## SOURCE EXCERPT:
+ + + + + + +

While I was still quite young (about the age of six, if I rightly remember) I received an excited summons up to the loft in our house. It was not the kind place I frequented. I’m not sure that I had ever been there before. The main difficulty was the access. The aperture in the landing ceiling was of small dimensions. To reach it was necessary to climb a somewhat rickety pair of steps and then to use techniques which were a cross between mountaineering and gymnastics to fling oneself at the aperture in the hope of landing in the right place. Due to my timid disposition I was quite ready to call off the whole exploit that day, but the excited persuasions of my father convinced me that something quite out of the ordinary was afoot and I eventually agreed to take the plunge. Arriving in the loft I noticed a torch was illuminating a small apparatus in one part of the loft and it was not long before my father and brother were feverishly manipulating a whisker-like device in a glass tube. It was of course a crystal set which had been constructed by my father who was determined not to be left out of the new technology. It cannot be said that the reception was particularly good. It was just possible as a result of intense concentration to make out a voice repeating the call sign 2LO but this was the extent of the message. The excitement was the sheer achievement of snatching from the air anything resembling a human voice. It is similar to the joy of any achievement.
Even that wispy result had not been achieved without some hazard. I remember seeing my father perched on the top of a ladder precariously attempting to rig up an aerial which had to be of sufficient height to clear the trees. The whole operation was mystifying and marvellous. I do not think I have since experienced the same wonder as I reach to push a button for automatic tuning without the need of such an aerial at all.
Another of my father’s passions was his love of motor cars. Since his boss, William Pretty, owned one of the earliest cars to be seen on the streets of Ipswich, my father was given an early opportunity to drive it. I believe it was a Darrack and my father’s presence was needed because of his mechanical expertise. He came to be used as an occasional chauffeur cum mechanic. In those early days mechanics were at a premium. But my father’s means would not stretch to acquiring an expensive car, but his experience with William Pretty’s car whetted his appetite and he later acquired a small De Dion. It was a two-seater tourer with wire spoke wheels and generally a somewhat insubstantial looking frame. I never saw this contraption but a picture of it has been preserved in the family album showing my father driving, my mother in the passenger seat and my brother Malcolm sitting on the floor with his legs dangling over the side. Certainly car design has come a long way since those early days.
My earliest personal recollection of my father possessing a car was one day when there was great excitement as we gazed out of the window of our front room to see a black Ford tinlizzy of a distinctly boxy appearance, which my father had just acquired. It was definitely more roomy than the De Dion and managed to hold the whole family. I am not sure how long my father had had the car before a rather dramatic happening occurred. The family had been for a trip to Norwich and we were returning towards Ipswich when I noticed a wheel flying over the near-side hedge and land in the meadow. At the same time my father struggled to control the car and skilfully brought it to a halt with the axle scraping along the tarmac road. It was no easy matter to reinstall the errant wheel, but my father was equal to that kind of emergency and with the use of crowbars and the like a jack was jockeyed into position under the axle. I had an even greater admiration for the ingenuity of my father that day, although I never did discover what caused the wheel so suddenly to part company with the car. Subsequently to this my father had a series of old cars of various descriptions, and it never ceased to amaze me how he managed to coax them to function, but he always succeeded in doing so.

+ + + + + + +

## EXERCISE TASKS:
1. Answer these questions about the childhood memoir:
(a) What call sign could be made out on the crystal set?
(b) Who owned one of the earliest cars seen on the streets of Ipswich?
(c) Which city had the family visited before the wheel flew off on the way home?
2. Pick up the childhood memoir about the father's crystal set and cars right after its final sentence, and keep going in the same voice.

[Raw lines]
+ + + + + + +

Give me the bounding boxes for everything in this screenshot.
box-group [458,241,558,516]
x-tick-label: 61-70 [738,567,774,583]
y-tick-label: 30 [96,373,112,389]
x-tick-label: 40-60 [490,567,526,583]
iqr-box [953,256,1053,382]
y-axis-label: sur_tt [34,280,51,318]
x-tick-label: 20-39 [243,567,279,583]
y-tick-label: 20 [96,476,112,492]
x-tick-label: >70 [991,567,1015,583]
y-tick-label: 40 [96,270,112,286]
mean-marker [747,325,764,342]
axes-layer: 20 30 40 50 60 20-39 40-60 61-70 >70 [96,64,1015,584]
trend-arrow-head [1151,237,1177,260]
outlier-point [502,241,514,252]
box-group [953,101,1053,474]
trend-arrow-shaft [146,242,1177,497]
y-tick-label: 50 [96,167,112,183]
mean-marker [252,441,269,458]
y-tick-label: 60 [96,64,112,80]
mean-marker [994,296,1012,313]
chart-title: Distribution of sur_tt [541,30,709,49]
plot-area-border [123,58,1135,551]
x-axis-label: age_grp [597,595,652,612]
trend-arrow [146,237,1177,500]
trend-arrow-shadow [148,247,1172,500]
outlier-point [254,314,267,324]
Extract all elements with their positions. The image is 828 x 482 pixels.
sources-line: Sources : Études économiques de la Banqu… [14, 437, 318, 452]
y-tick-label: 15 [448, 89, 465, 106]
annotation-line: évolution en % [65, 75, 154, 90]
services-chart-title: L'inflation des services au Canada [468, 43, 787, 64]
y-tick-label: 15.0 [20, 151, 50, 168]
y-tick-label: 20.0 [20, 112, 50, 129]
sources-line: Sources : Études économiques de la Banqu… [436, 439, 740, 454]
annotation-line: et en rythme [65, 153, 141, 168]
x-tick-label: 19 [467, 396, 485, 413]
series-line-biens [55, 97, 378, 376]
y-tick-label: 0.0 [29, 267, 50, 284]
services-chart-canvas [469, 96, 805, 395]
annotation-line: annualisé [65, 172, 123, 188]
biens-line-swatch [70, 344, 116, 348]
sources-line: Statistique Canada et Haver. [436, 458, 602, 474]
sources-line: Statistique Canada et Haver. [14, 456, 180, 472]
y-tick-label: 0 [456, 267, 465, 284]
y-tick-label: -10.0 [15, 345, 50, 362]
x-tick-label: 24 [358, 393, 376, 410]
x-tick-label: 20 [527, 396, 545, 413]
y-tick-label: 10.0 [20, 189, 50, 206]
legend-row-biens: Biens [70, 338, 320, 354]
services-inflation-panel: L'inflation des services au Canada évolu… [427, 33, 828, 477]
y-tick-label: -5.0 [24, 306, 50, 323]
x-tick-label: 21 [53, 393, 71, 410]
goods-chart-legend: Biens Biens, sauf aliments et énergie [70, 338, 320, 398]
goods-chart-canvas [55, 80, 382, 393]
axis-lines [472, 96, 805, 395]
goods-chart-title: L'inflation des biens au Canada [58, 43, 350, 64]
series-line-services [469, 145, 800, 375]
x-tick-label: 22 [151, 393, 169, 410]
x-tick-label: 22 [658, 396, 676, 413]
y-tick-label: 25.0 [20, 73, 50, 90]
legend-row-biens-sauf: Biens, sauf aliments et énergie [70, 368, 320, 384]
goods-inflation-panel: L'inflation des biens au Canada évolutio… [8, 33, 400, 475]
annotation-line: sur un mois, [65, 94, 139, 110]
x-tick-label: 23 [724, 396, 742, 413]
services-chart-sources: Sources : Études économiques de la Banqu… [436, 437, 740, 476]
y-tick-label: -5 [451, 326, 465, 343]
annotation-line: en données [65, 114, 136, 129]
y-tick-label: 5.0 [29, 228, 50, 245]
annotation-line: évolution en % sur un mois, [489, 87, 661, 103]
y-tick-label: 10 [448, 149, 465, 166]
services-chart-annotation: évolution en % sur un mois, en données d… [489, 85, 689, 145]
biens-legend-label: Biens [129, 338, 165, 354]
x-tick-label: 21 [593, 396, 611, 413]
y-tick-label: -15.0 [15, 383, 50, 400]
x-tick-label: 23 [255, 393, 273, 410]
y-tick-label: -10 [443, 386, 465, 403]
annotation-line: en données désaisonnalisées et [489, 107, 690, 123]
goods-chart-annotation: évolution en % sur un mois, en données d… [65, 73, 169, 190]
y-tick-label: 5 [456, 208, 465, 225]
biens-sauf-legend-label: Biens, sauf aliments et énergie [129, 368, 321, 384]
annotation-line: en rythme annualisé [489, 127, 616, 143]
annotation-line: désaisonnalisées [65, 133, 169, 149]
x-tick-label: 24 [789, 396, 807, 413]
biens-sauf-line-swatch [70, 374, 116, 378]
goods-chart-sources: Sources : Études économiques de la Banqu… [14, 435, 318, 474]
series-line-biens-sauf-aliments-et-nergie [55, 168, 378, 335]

+ + + + + + +

## ANSWERS TO THE PROBLEMS:
1.
(a) 2LO
(b) William Pretty
(c) Norwich

2.
My father’s expertise was to come in useful when my brother Raymond and I first became owners of a car. We certainly needed a mechanic in the background since we paid only eleven pounds for it. It was a Singer tourer, which had obviously seen better days. It turned out to be a doubtful asset, but it would have been even less of an asset had it not been for my for father’s ingenuity. He was to prove a valuable standby in other adventures with old cars in which we got ourselves involved. I still remember with some nostalgia that draughty old Singer, since it was the first car we could call our own.
In his later years my father developed another interest which surprised me. He bought an old boat which was propelled by a small motor and he spent days tinkering about on this craft to get it somehow operative on the river Orwell. He was in his seventies when this interest developed and at a time when most men of that age would be sitting before the fire with their feet up; but not so my father. It was a great delight to him to take me for a trip on the river Orwell down to the attractive marina of Pin Mill. He certainly got more exhilaration out of the trip than I did, for I have never been very fond of water. But the Orwell looking across from Pin Mill to Nacton is undoubtedly a beautiful river. On one occasion very rough weather had caused his dingy to break loose and in spite of the inclemency of the weather and in spite of his age he searched half the night in the dark until he found it. He tracked it down by means of observing the currents and located it eventually lodged against another boat. Such experiences will demonstrate something of the determination which was characteristic of my father when any interest gripped him.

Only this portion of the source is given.